_Given task_: Will you extract the entries word for word? Images should not appear in the copy.

------

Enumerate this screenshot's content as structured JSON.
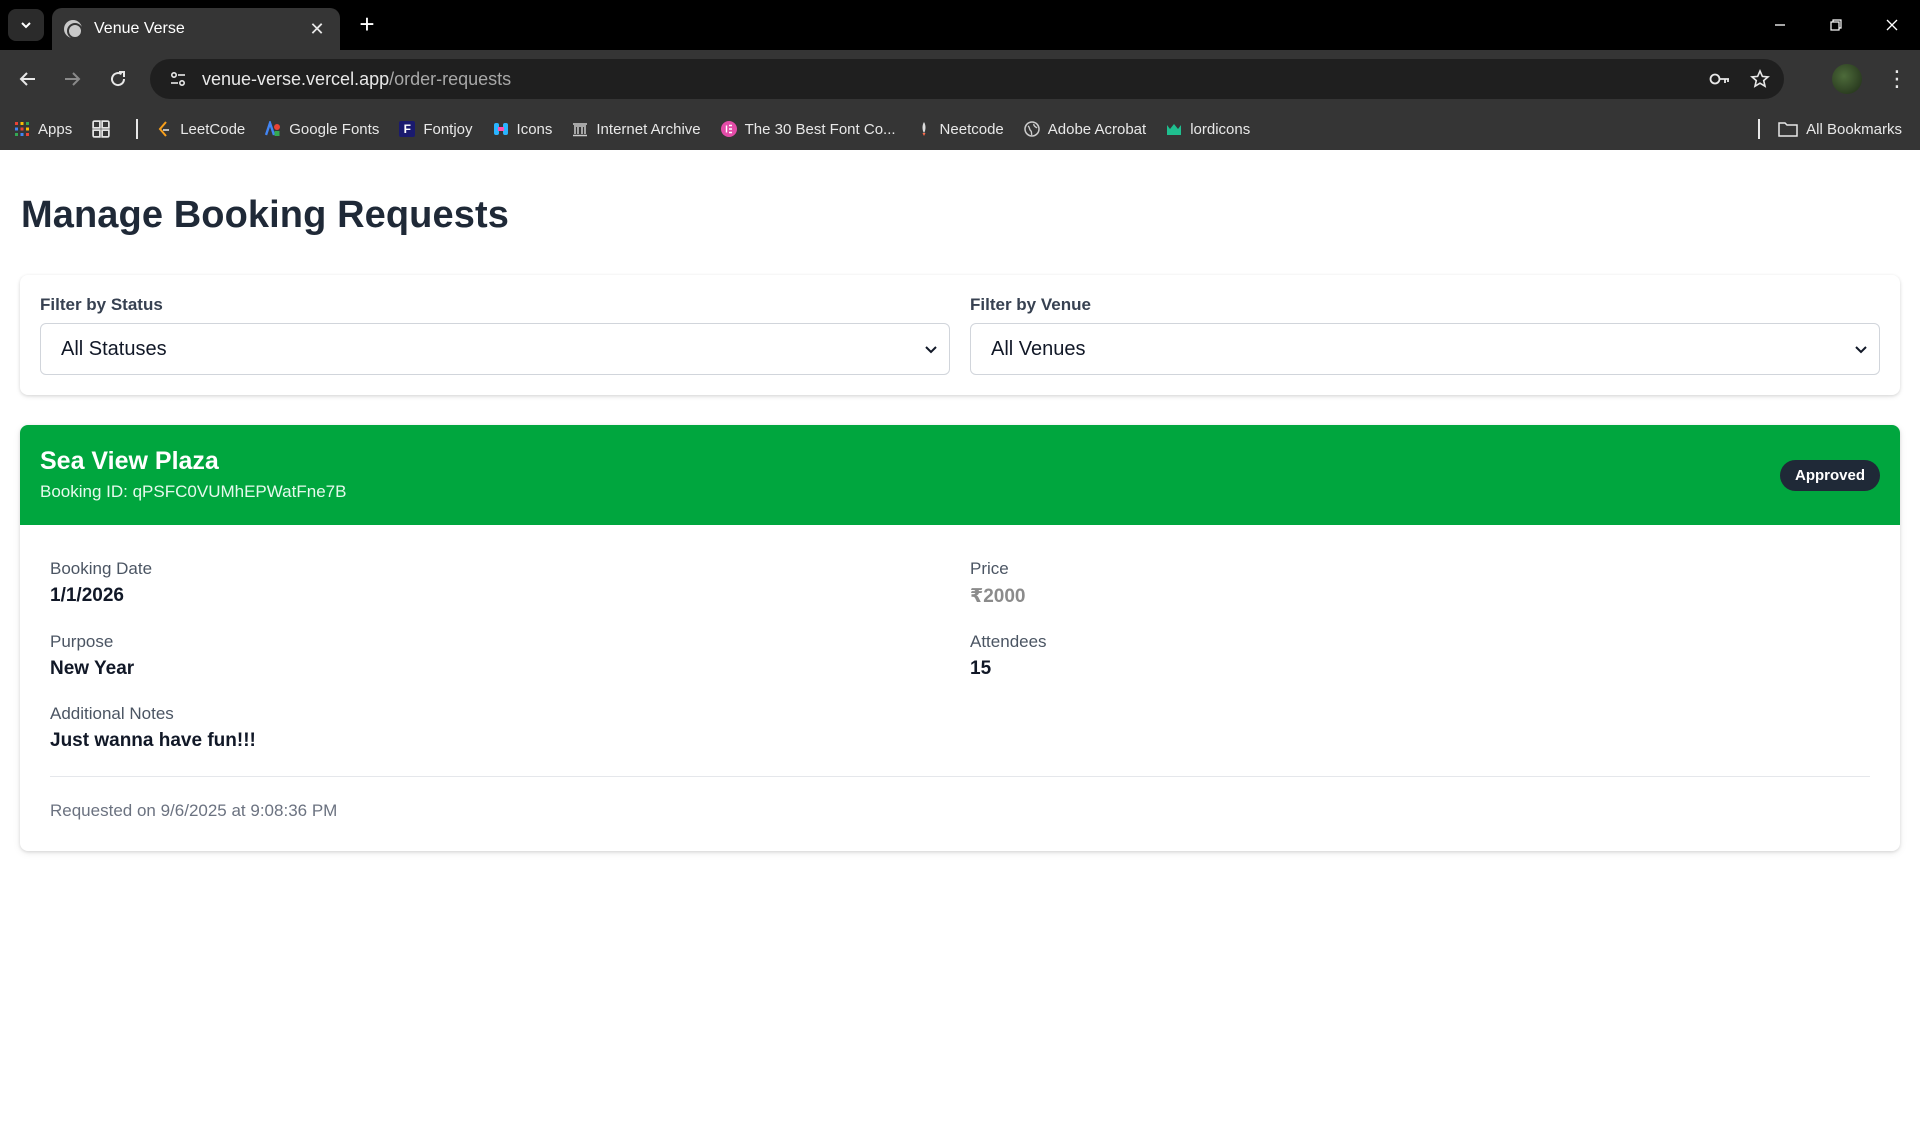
{
  "browser": {
    "tab_title": "Venue Verse",
    "url_host": "venue-verse.vercel.app",
    "url_path": "/order-requests",
    "bookmarks": [
      {
        "label": "Apps",
        "icon": "apps-grid-icon",
        "color": "#ea4335"
      },
      {
        "label": "LeetCode",
        "icon": "leetcode-icon",
        "color": "#f89f1b"
      },
      {
        "label": "Google Fonts",
        "icon": "google-fonts-icon",
        "color": "#4285f4"
      },
      {
        "label": "Fontjoy",
        "icon": "fontjoy-icon",
        "color": "#1a1a6e"
      },
      {
        "label": "Icons",
        "icon": "icons8-icon",
        "color": "#2ab4ff"
      },
      {
        "label": "Internet Archive",
        "icon": "archive-icon",
        "color": "#cccccc"
      },
      {
        "label": "The 30 Best Font Co...",
        "icon": "elementor-icon",
        "color": "#e34ca8"
      },
      {
        "label": "Neetcode",
        "icon": "neetcode-icon",
        "color": "#ff6b4a"
      },
      {
        "label": "Adobe Acrobat",
        "icon": "globe-icon",
        "color": "#cccccc"
      },
      {
        "label": "lordicons",
        "icon": "lordicon-icon",
        "color": "#1fbf8f"
      }
    ],
    "all_bookmarks_label": "All Bookmarks"
  },
  "page": {
    "title": "Manage Booking Requests",
    "filters": {
      "status_label": "Filter by Status",
      "status_value": "All Statuses",
      "venue_label": "Filter by Venue",
      "venue_value": "All Venues"
    },
    "booking": {
      "venue_name": "Sea View Plaza",
      "booking_id_text": "Booking ID: qPSFC0VUMhEPWatFne7B",
      "status": "Approved",
      "header_color": "#00a63e",
      "booking_date_label": "Booking Date",
      "booking_date": "1/1/2026",
      "price_label": "Price",
      "price": "₹2000",
      "purpose_label": "Purpose",
      "purpose": "New Year",
      "attendees_label": "Attendees",
      "attendees": "15",
      "notes_label": "Additional Notes",
      "notes": "Just wanna have fun!!!",
      "requested_text": "Requested on 9/6/2025 at 9:08:36 PM"
    }
  }
}
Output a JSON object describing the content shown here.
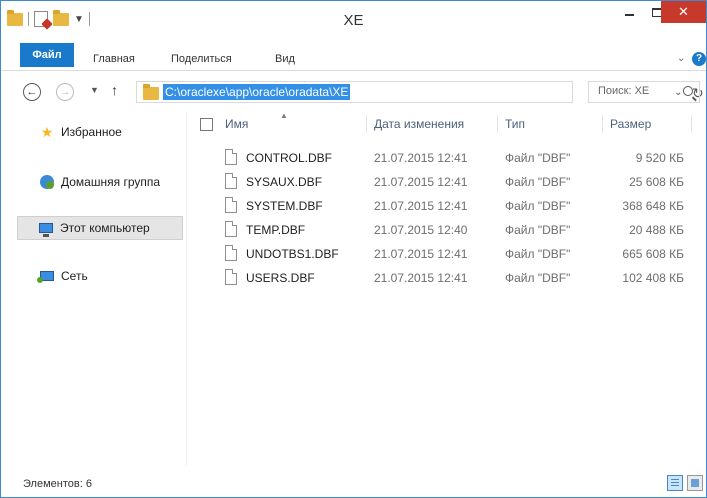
{
  "window": {
    "title": "XE",
    "close_label": "✕"
  },
  "ribbon": {
    "tabs": [
      "Файл",
      "Главная",
      "Поделиться",
      "Вид"
    ],
    "help_label": "?"
  },
  "address": {
    "path": "C:\\oraclexe\\app\\oracle\\oradata\\XE"
  },
  "search": {
    "placeholder": "Поиск: XE"
  },
  "nav_pane": {
    "items": [
      {
        "label": "Избранное",
        "icon": "star-icon"
      },
      {
        "label": "Домашняя группа",
        "icon": "homegroup-icon"
      },
      {
        "label": "Этот компьютер",
        "icon": "computer-icon"
      },
      {
        "label": "Сеть",
        "icon": "network-icon"
      }
    ]
  },
  "columns": {
    "name": "Имя",
    "date": "Дата изменения",
    "type": "Тип",
    "size": "Размер"
  },
  "files": [
    {
      "name": "CONTROL.DBF",
      "date": "21.07.2015 12:41",
      "type": "Файл \"DBF\"",
      "size": "9 520 КБ"
    },
    {
      "name": "SYSAUX.DBF",
      "date": "21.07.2015 12:41",
      "type": "Файл \"DBF\"",
      "size": "25 608 КБ"
    },
    {
      "name": "SYSTEM.DBF",
      "date": "21.07.2015 12:41",
      "type": "Файл \"DBF\"",
      "size": "368 648 КБ"
    },
    {
      "name": "TEMP.DBF",
      "date": "21.07.2015 12:40",
      "type": "Файл \"DBF\"",
      "size": "20 488 КБ"
    },
    {
      "name": "UNDOTBS1.DBF",
      "date": "21.07.2015 12:41",
      "type": "Файл \"DBF\"",
      "size": "665 608 КБ"
    },
    {
      "name": "USERS.DBF",
      "date": "21.07.2015 12:41",
      "type": "Файл \"DBF\"",
      "size": "102 408 КБ"
    }
  ],
  "status": {
    "text": "Элементов: 6"
  },
  "colors": {
    "accent": "#1979ca",
    "close": "#c7392b",
    "selection": "#3390e6"
  }
}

------

_Answer to the problem_:
Enumerate this screenshot's content as structured JSON.
{
  "browser": {
    "tab_title": "Venue Verse",
    "url_host": "venue-verse.vercel.app",
    "url_path": "/order-requests",
    "bookmarks": [
      {
        "label": "Apps",
        "icon": "apps-grid-icon",
        "color": "#ea4335"
      },
      {
        "label": "LeetCode",
        "icon": "leetcode-icon",
        "color": "#f89f1b"
      },
      {
        "label": "Google Fonts",
        "icon": "google-fonts-icon",
        "color": "#4285f4"
      },
      {
        "label": "Fontjoy",
        "icon": "fontjoy-icon",
        "color": "#1a1a6e"
      },
      {
        "label": "Icons",
        "icon": "icons8-icon",
        "color": "#2ab4ff"
      },
      {
        "label": "Internet Archive",
        "icon": "archive-icon",
        "color": "#cccccc"
      },
      {
        "label": "The 30 Best Font Co...",
        "icon": "elementor-icon",
        "color": "#e34ca8"
      },
      {
        "label": "Neetcode",
        "icon": "neetcode-icon",
        "color": "#ff6b4a"
      },
      {
        "label": "Adobe Acrobat",
        "icon": "globe-icon",
        "color": "#cccccc"
      },
      {
        "label": "lordicons",
        "icon": "lordicon-icon",
        "color": "#1fbf8f"
      }
    ],
    "all_bookmarks_label": "All Bookmarks"
  },
  "page": {
    "title": "Manage Booking Requests",
    "filters": {
      "status_label": "Filter by Status",
      "status_value": "All Statuses",
      "venue_label": "Filter by Venue",
      "venue_value": "All Venues"
    },
    "booking": {
      "venue_name": "Sea View Plaza",
      "booking_id_text": "Booking ID: qPSFC0VUMhEPWatFne7B",
      "status": "Approved",
      "header_color": "#00a63e",
      "booking_date_label": "Booking Date",
      "booking_date": "1/1/2026",
      "price_label": "Price",
      "price": "₹2000",
      "purpose_label": "Purpose",
      "purpose": "New Year",
      "attendees_label": "Attendees",
      "attendees": "15",
      "notes_label": "Additional Notes",
      "notes": "Just wanna have fun!!!",
      "requested_text": "Requested on 9/6/2025 at 9:08:36 PM"
    }
  }
}
Output a JSON object describing the content shown here.
{
  "window": {
    "title": "XE",
    "close_label": "✕"
  },
  "ribbon": {
    "tabs": [
      "Файл",
      "Главная",
      "Поделиться",
      "Вид"
    ],
    "help_label": "?"
  },
  "address": {
    "path": "C:\\oraclexe\\app\\oracle\\oradata\\XE"
  },
  "search": {
    "placeholder": "Поиск: XE"
  },
  "nav_pane": {
    "items": [
      {
        "label": "Избранное",
        "icon": "star-icon"
      },
      {
        "label": "Домашняя группа",
        "icon": "homegroup-icon"
      },
      {
        "label": "Этот компьютер",
        "icon": "computer-icon"
      },
      {
        "label": "Сеть",
        "icon": "network-icon"
      }
    ]
  },
  "columns": {
    "name": "Имя",
    "date": "Дата изменения",
    "type": "Тип",
    "size": "Размер"
  },
  "files": [
    {
      "name": "CONTROL.DBF",
      "date": "21.07.2015 12:41",
      "type": "Файл \"DBF\"",
      "size": "9 520 КБ"
    },
    {
      "name": "SYSAUX.DBF",
      "date": "21.07.2015 12:41",
      "type": "Файл \"DBF\"",
      "size": "25 608 КБ"
    },
    {
      "name": "SYSTEM.DBF",
      "date": "21.07.2015 12:41",
      "type": "Файл \"DBF\"",
      "size": "368 648 КБ"
    },
    {
      "name": "TEMP.DBF",
      "date": "21.07.2015 12:40",
      "type": "Файл \"DBF\"",
      "size": "20 488 КБ"
    },
    {
      "name": "UNDOTBS1.DBF",
      "date": "21.07.2015 12:41",
      "type": "Файл \"DBF\"",
      "size": "665 608 КБ"
    },
    {
      "name": "USERS.DBF",
      "date": "21.07.2015 12:41",
      "type": "Файл \"DBF\"",
      "size": "102 408 КБ"
    }
  ],
  "status": {
    "text": "Элементов: 6"
  },
  "colors": {
    "accent": "#1979ca",
    "close": "#c7392b",
    "selection": "#3390e6"
  }
}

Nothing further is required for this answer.